◆ **WHAT TO DO**:
Of all the lines in this data, how many include "Jakością"? Respond with the number only.

(Stored entries)
-- Begin --
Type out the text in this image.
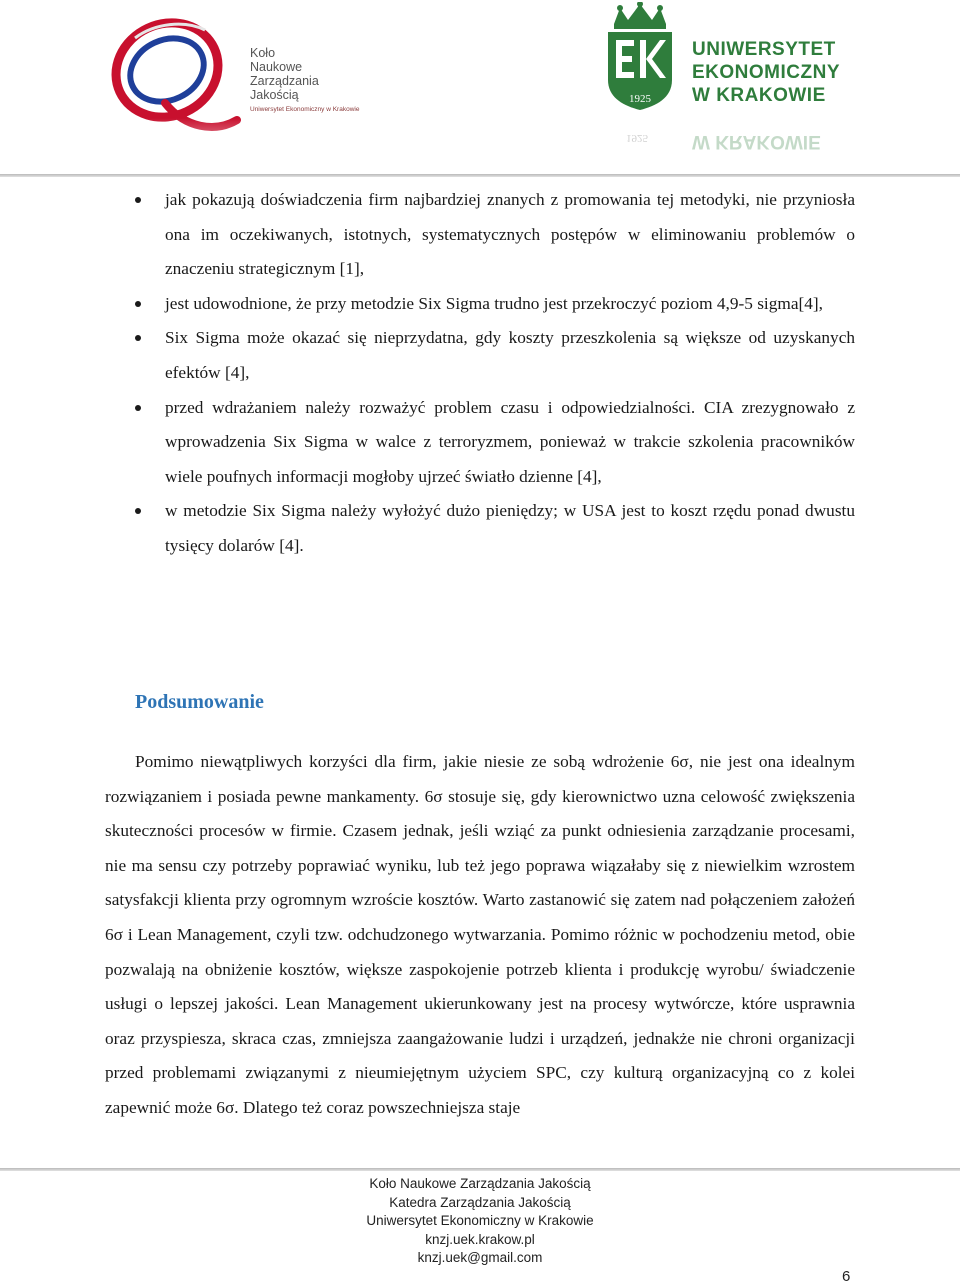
Koło
Naukowe
Zarządzania
Jakością
Uniwersytet Ekonomiczny w Krakowie
1925
UNIWERSYTET
EKONOMICZNY
W KRAKOWIE
1925 W KRAKOWIE
jak pokazują doświadczenia firm najbardziej znanych z promowania tej metodyki, nie przyniosła ona im oczekiwanych, istotnych, systematycznych postępów w eliminowaniu problemów o znaczeniu strategicznym [1],
jest udowodnione, że przy metodzie Six Sigma trudno jest przekroczyć poziom 4,9-5 sigma[4],
Six Sigma może okazać się nieprzydatna, gdy koszty przeszkolenia są większe od uzyskanych efektów [4],
przed wdrażaniem należy rozważyć problem czasu i odpowiedzialności. CIA zrezygnowało z wprowadzenia Six Sigma w walce z terroryzmem, ponieważ w trakcie szkolenia pracowników wiele poufnych informacji mogłoby ujrzeć światło dzienne [4],
w metodzie Six Sigma należy wyłożyć dużo pieniędzy; w USA jest to koszt rzędu ponad dwustu tysięcy dolarów [4].
Podsumowanie

Pomimo niewątpliwych korzyści dla firm, jakie niesie ze sobą wdrożenie 6σ, nie jest ona idealnym rozwiązaniem i posiada pewne mankamenty. 6σ stosuje się, gdy kierownictwo uzna celowość zwiększenia skuteczności procesów w firmie. Czasem jednak, jeśli wziąć za punkt odniesienia zarządzanie procesami, nie ma sensu czy potrzeby poprawiać wyniku, lub też jego poprawa wiązałaby się z niewielkim wzrostem satysfakcji klienta przy ogromnym wzroście kosztów. Warto zastanowić się zatem nad połączeniem założeń 6σ i Lean Management, czyli tzw. odchudzonego wytwarzania. Pomimo różnic w pochodzeniu metod, obie pozwalają na obniżenie kosztów, większe zaspokojenie potrzeb klienta i produkcję wyrobu/ świadczenie usługi o lepszej jakości. Lean Management ukierunkowany jest na procesy wytwórcze, które usprawnia oraz przyspiesza, skraca czas, zmniejsza zaangażowanie ludzi i urządzeń, jednakże nie chroni organizacji przed problemami związanymi z nieumiejętnym użyciem SPC, czy kulturą organizacyjną co z kolei zapewnić może 6σ. Dlatego też coraz powszechniejsza staje

Koło Naukowe Zarządzania Jakością
Katedra Zarządzania Jakością
Uniwersytet Ekonomiczny w Krakowie
knzj.uek.krakow.pl
knzj.uek@gmail.com
6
-- End --
◆ **SOLUTION TO THIS EXERCISE**:
3